Data for this task:
+++

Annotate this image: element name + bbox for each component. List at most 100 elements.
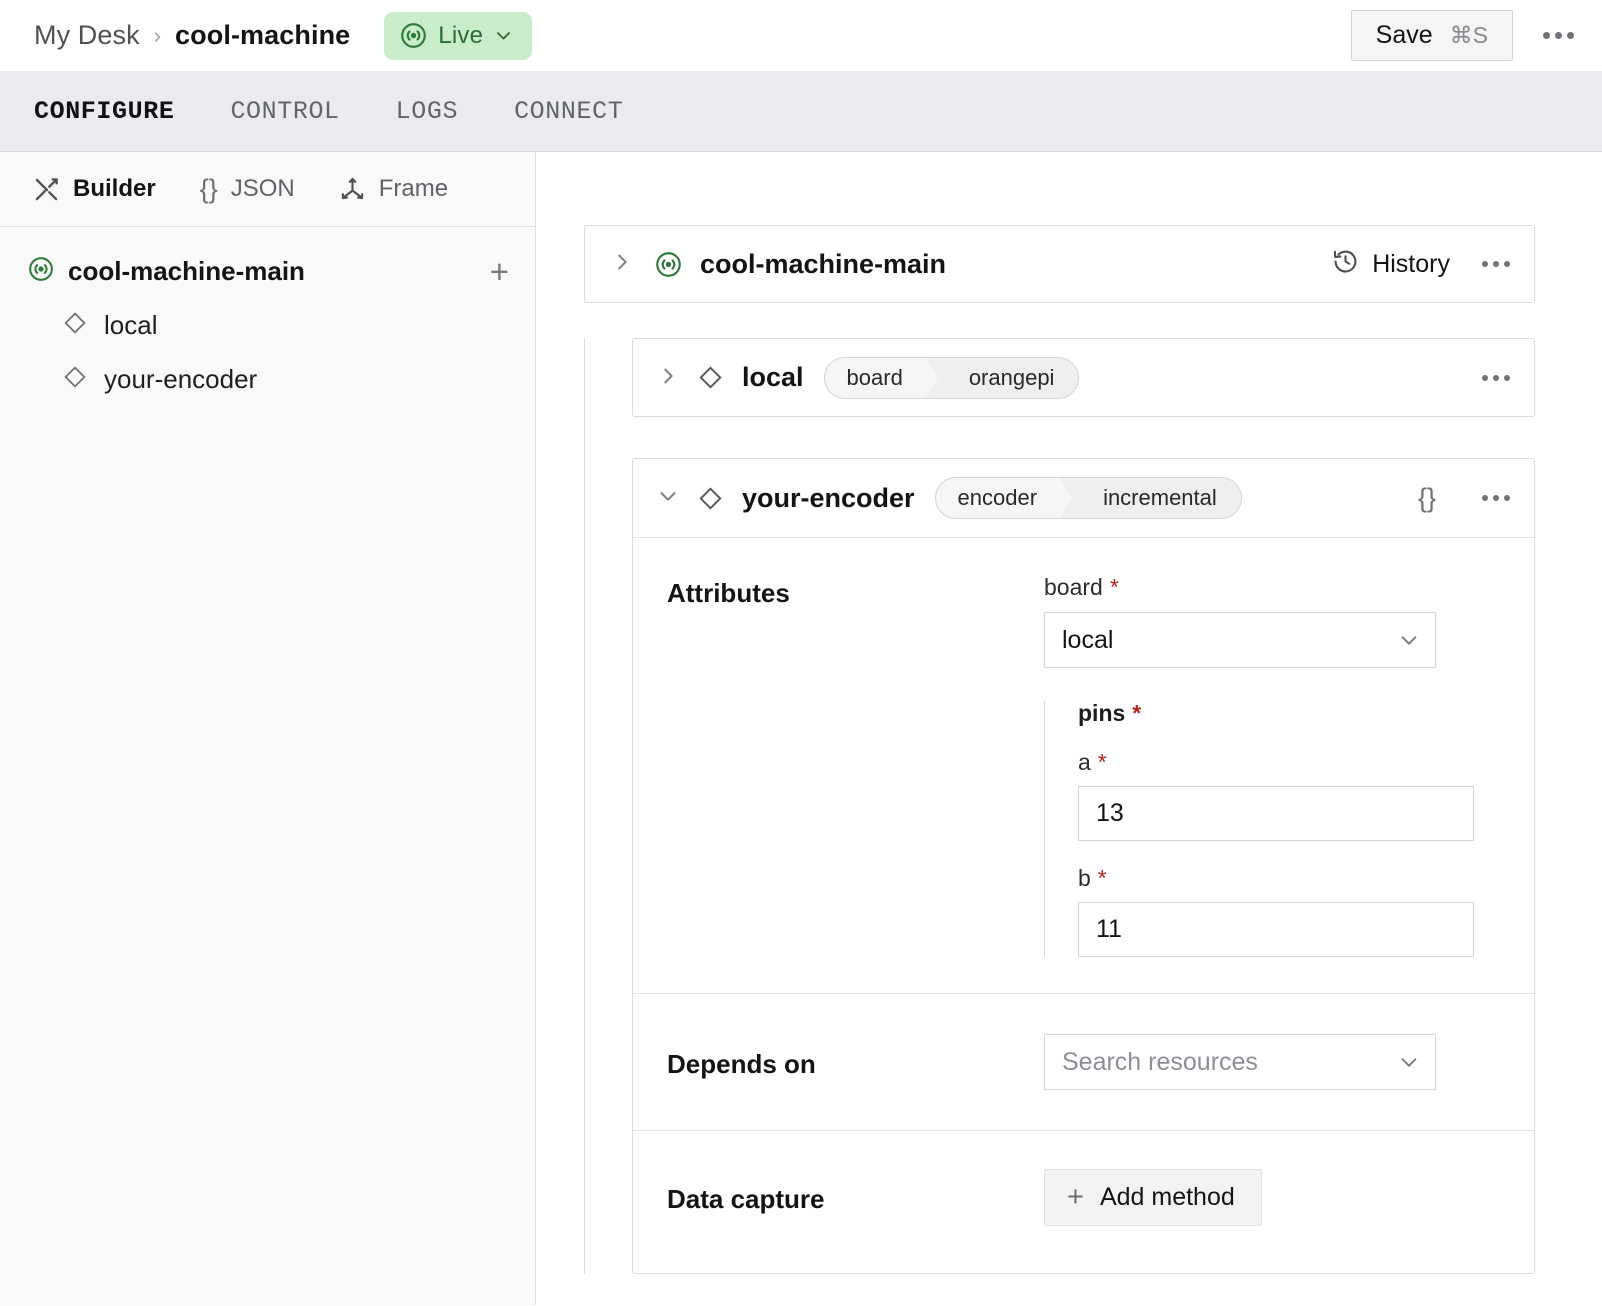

+++

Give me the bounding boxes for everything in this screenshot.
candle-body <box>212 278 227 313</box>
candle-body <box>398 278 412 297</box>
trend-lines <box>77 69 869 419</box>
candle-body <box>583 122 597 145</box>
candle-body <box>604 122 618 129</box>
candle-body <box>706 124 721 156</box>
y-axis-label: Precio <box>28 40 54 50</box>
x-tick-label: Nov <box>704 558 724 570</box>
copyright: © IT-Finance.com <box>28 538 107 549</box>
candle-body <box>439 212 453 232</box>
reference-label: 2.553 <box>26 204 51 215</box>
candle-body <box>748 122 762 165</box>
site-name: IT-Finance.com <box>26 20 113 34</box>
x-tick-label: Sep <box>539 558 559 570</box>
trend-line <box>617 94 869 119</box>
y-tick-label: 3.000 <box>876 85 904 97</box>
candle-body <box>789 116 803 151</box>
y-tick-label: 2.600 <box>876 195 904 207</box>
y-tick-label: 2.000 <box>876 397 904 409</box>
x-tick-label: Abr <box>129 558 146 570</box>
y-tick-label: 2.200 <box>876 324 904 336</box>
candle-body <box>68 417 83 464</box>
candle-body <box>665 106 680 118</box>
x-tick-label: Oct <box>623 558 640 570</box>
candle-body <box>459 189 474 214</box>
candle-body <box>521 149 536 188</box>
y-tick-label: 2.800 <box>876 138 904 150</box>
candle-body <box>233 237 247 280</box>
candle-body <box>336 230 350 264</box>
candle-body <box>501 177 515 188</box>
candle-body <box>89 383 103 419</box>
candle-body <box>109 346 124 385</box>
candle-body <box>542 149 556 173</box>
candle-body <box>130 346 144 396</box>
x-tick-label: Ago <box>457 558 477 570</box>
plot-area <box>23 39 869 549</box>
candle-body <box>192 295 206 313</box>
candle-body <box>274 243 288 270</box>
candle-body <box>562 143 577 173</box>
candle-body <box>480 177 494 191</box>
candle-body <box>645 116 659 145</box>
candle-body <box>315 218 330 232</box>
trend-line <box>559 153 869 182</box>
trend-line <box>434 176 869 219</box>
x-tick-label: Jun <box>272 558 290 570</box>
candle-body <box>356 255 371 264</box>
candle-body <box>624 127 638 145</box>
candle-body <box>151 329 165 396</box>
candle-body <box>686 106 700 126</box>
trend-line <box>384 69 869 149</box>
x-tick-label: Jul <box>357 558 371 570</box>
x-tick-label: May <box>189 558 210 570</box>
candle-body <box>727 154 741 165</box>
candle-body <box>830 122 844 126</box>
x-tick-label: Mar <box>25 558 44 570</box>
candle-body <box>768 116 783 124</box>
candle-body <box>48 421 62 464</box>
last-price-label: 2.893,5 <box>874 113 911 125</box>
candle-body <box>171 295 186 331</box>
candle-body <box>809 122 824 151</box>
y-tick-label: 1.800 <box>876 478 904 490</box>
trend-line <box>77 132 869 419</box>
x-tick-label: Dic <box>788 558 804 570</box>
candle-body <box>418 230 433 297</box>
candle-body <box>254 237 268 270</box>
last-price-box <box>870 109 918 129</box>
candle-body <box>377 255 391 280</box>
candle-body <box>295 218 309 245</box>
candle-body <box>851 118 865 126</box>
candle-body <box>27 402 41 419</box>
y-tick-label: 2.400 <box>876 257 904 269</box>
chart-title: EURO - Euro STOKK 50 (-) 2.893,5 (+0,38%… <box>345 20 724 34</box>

+++

The problem:
Format the data lines between the line holding "Give me the" and the line holding "plot-area <box>23 39 869 549</box>", inclusive, as a JSON array of strings with one string per line and no blank lines.

Output for this task:
[
  "Give me the bounding boxes for everything in this screenshot.",
  "candle-body <box>212 278 227 313</box>",
  "candle-body <box>398 278 412 297</box>",
  "trend-lines <box>77 69 869 419</box>",
  "candle-body <box>583 122 597 145</box>",
  "candle-body <box>604 122 618 129</box>",
  "candle-body <box>706 124 721 156</box>",
  "y-axis-label: Precio <box>28 40 54 50</box>",
  "x-tick-label: Nov <box>704 558 724 570</box>",
  "copyright: © IT-Finance.com <box>28 538 107 549</box>",
  "candle-body <box>439 212 453 232</box>",
  "reference-label: 2.553 <box>26 204 51 215</box>",
  "candle-body <box>748 122 762 165</box>",
  "site-name: IT-Finance.com <box>26 20 113 34</box>",
  "x-tick-label: Sep <box>539 558 559 570</box>",
  "trend-line <box>617 94 869 119</box>",
  "y-tick-label: 3.000 <box>876 85 904 97</box>",
  "candle-body <box>789 116 803 151</box>",
  "y-tick-label: 2.600 <box>876 195 904 207</box>",
  "y-tick-label: 2.000 <box>876 397 904 409</box>",
  "x-tick-label: Abr <box>129 558 146 570</box>",
  "y-tick-label: 2.200 <box>876 324 904 336</box>",
  "candle-body <box>68 417 83 464</box>",
  "candle-body <box>665 106 680 118</box>",
  "x-tick-label: Oct <box>623 558 640 570</box>",
  "candle-body <box>459 189 474 214</box>",
  "candle-body <box>521 149 536 188</box>",
  "y-tick-label: 2.800 <box>876 138 904 150</box>",
  "candle-body <box>233 237 247 280</box>",
  "candle-body <box>336 230 350 264</box>",
  "candle-body <box>501 177 515 188</box>",
  "candle-body <box>89 383 103 419</box>",
  "candle-body <box>109 346 124 385</box>",
  "candle-body <box>542 149 556 173</box>",
  "candle-body <box>130 346 144 396</box>",
  "x-tick-label: Ago <box>457 558 477 570</box>",
  "plot-area <box>23 39 869 549</box>"
]